> [Dataset items]
— START —

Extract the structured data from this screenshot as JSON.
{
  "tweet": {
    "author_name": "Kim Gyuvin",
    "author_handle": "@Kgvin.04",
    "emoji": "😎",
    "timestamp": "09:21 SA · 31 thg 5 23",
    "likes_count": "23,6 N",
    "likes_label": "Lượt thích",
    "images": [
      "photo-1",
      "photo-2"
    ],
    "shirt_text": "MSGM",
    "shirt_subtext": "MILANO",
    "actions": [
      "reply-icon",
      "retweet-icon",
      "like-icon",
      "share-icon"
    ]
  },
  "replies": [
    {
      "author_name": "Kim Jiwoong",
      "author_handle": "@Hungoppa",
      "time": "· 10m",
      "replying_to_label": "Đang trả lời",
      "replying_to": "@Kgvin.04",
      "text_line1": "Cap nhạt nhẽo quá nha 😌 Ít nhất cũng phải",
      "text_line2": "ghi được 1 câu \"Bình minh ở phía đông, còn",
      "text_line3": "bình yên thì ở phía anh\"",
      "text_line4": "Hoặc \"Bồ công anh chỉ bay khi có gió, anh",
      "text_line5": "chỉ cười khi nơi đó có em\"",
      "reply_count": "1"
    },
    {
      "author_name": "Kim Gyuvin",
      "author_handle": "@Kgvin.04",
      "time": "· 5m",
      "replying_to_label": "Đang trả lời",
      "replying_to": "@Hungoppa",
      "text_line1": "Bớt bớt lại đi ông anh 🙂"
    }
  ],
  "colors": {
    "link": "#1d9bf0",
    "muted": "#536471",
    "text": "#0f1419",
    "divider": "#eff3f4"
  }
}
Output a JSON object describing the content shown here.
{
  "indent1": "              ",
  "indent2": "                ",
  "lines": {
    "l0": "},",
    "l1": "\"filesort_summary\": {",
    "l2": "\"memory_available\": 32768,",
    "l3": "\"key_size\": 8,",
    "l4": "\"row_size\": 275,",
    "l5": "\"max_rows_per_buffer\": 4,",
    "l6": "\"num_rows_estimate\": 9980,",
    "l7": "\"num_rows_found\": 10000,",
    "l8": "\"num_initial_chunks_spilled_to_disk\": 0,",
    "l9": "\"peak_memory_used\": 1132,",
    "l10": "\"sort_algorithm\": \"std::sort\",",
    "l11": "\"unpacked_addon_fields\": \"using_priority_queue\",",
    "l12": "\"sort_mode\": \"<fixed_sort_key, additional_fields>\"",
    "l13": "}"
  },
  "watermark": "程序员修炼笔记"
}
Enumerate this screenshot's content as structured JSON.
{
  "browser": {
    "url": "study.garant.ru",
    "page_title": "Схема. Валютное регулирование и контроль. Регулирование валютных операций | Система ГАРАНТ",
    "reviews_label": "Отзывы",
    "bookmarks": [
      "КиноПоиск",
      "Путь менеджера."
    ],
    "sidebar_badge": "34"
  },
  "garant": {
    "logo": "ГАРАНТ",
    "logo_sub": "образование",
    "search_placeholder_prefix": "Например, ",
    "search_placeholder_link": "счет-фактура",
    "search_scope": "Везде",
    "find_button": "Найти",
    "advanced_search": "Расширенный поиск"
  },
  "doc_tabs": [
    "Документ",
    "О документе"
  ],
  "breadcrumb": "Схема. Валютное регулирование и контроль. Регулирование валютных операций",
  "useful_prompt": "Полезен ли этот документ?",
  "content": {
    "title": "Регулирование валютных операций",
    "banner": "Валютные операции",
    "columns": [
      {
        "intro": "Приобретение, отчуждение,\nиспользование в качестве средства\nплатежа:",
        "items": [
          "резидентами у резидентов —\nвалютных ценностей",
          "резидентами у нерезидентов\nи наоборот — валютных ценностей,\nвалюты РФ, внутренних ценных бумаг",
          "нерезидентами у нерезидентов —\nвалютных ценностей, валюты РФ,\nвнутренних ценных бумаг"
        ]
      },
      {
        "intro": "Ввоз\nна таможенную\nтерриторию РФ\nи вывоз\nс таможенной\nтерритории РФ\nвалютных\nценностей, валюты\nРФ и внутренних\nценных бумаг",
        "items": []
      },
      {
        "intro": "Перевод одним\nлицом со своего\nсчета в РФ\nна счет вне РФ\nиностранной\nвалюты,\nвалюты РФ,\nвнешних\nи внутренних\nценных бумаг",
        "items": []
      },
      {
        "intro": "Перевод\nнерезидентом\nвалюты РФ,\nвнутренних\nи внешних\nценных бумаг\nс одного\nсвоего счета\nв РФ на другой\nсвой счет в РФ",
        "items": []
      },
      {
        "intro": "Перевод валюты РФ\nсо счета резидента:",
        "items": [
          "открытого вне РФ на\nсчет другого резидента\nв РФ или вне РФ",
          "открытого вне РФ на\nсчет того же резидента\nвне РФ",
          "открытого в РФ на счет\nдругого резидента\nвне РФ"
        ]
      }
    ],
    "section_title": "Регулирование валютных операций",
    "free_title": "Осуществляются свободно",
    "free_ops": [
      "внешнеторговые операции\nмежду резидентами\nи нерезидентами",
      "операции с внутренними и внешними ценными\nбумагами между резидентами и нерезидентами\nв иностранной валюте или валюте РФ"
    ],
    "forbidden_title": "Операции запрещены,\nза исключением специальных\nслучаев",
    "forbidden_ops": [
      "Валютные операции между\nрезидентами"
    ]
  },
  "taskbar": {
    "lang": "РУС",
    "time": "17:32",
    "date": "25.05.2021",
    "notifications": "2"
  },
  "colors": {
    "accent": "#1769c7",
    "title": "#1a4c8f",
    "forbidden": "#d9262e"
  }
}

— END —

> [Directions for this task] Write out every entry again exactly, please, with nothing missing.

> [Reply]
Extract the structured data from this screenshot as JSON.
{
  "tweet": {
    "author_name": "Kim Gyuvin",
    "author_handle": "@Kgvin.04",
    "emoji": "😎",
    "timestamp": "09:21 SA · 31 thg 5 23",
    "likes_count": "23,6 N",
    "likes_label": "Lượt thích",
    "images": [
      "photo-1",
      "photo-2"
    ],
    "shirt_text": "MSGM",
    "shirt_subtext": "MILANO",
    "actions": [
      "reply-icon",
      "retweet-icon",
      "like-icon",
      "share-icon"
    ]
  },
  "replies": [
    {
      "author_name": "Kim Jiwoong",
      "author_handle": "@Hungoppa",
      "time": "· 10m",
      "replying_to_label": "Đang trả lời",
      "replying_to": "@Kgvin.04",
      "text_line1": "Cap nhạt nhẽo quá nha 😌 Ít nhất cũng phải",
      "text_line2": "ghi được 1 câu \"Bình minh ở phía đông, còn",
      "text_line3": "bình yên thì ở phía anh\"",
      "text_line4": "Hoặc \"Bồ công anh chỉ bay khi có gió, anh",
      "text_line5": "chỉ cười khi nơi đó có em\"",
      "reply_count": "1"
    },
    {
      "author_name": "Kim Gyuvin",
      "author_handle": "@Kgvin.04",
      "time": "· 5m",
      "replying_to_label": "Đang trả lời",
      "replying_to": "@Hungoppa",
      "text_line1": "Bớt bớt lại đi ông anh 🙂"
    }
  ],
  "colors": {
    "link": "#1d9bf0",
    "muted": "#536471",
    "text": "#0f1419",
    "divider": "#eff3f4"
  }
}
Output a JSON object describing the content shown here.
{
  "indent1": "              ",
  "indent2": "                ",
  "lines": {
    "l0": "},",
    "l1": "\"filesort_summary\": {",
    "l2": "\"memory_available\": 32768,",
    "l3": "\"key_size\": 8,",
    "l4": "\"row_size\": 275,",
    "l5": "\"max_rows_per_buffer\": 4,",
    "l6": "\"num_rows_estimate\": 9980,",
    "l7": "\"num_rows_found\": 10000,",
    "l8": "\"num_initial_chunks_spilled_to_disk\": 0,",
    "l9": "\"peak_memory_used\": 1132,",
    "l10": "\"sort_algorithm\": \"std::sort\",",
    "l11": "\"unpacked_addon_fields\": \"using_priority_queue\",",
    "l12": "\"sort_mode\": \"<fixed_sort_key, additional_fields>\"",
    "l13": "}"
  },
  "watermark": "程序员修炼笔记"
}
Enumerate this screenshot's content as structured JSON.
{
  "browser": {
    "url": "study.garant.ru",
    "page_title": "Схема. Валютное регулирование и контроль. Регулирование валютных операций | Система ГАРАНТ",
    "reviews_label": "Отзывы",
    "bookmarks": [
      "КиноПоиск",
      "Путь менеджера."
    ],
    "sidebar_badge": "34"
  },
  "garant": {
    "logo": "ГАРАНТ",
    "logo_sub": "образование",
    "search_placeholder_prefix": "Например, ",
    "search_placeholder_link": "счет-фактура",
    "search_scope": "Везде",
    "find_button": "Найти",
    "advanced_search": "Расширенный поиск"
  },
  "doc_tabs": [
    "Документ",
    "О документе"
  ],
  "breadcrumb": "Схема. Валютное регулирование и контроль. Регулирование валютных операций",
  "useful_prompt": "Полезен ли этот документ?",
  "content": {
    "title": "Регулирование валютных операций",
    "banner": "Валютные операции",
    "columns": [
      {
        "intro": "Приобретение, отчуждение,\nиспользование в качестве средства\nплатежа:",
        "items": [
          "резидентами у резидентов —\nвалютных ценностей",
          "резидентами у нерезидентов\nи наоборот — валютных ценностей,\nвалюты РФ, внутренних ценных бумаг",
          "нерезидентами у нерезидентов —\nвалютных ценностей, валюты РФ,\nвнутренних ценных бумаг"
        ]
      },
      {
        "intro": "Ввоз\nна таможенную\nтерриторию РФ\nи вывоз\nс таможенной\nтерритории РФ\nвалютных\nценностей, валюты\nРФ и внутренних\nценных бумаг",
        "items": []
      },
      {
        "intro": "Перевод одним\nлицом со своего\nсчета в РФ\nна счет вне РФ\nиностранной\nвалюты,\nвалюты РФ,\nвнешних\nи внутренних\nценных бумаг",
        "items": []
      },
      {
        "intro": "Перевод\nнерезидентом\nвалюты РФ,\nвнутренних\nи внешних\nценных бумаг\nс одного\nсвоего счета\nв РФ на другой\nсвой счет в РФ",
        "items": []
      },
      {
        "intro": "Перевод валюты РФ\nсо счета резидента:",
        "items": [
          "открытого вне РФ на\nсчет другого резидента\nв РФ или вне РФ",
          "открытого вне РФ на\nсчет того же резидента\nвне РФ",
          "открытого в РФ на счет\nдругого резидента\nвне РФ"
        ]
      }
    ],
    "section_title": "Регулирование валютных операций",
    "free_title": "Осуществляются свободно",
    "free_ops": [
      "внешнеторговые операции\nмежду резидентами\nи нерезидентами",
      "операции с внутренними и внешними ценными\nбумагами между резидентами и нерезидентами\nв иностранной валюте или валюте РФ"
    ],
    "forbidden_title": "Операции запрещены,\nза исключением специальных\nслучаев",
    "forbidden_ops": [
      "Валютные операции между\nрезидентами"
    ]
  },
  "taskbar": {
    "lang": "РУС",
    "time": "17:32",
    "date": "25.05.2021",
    "notifications": "2"
  },
  "colors": {
    "accent": "#1769c7",
    "title": "#1a4c8f",
    "forbidden": "#d9262e"
  }
}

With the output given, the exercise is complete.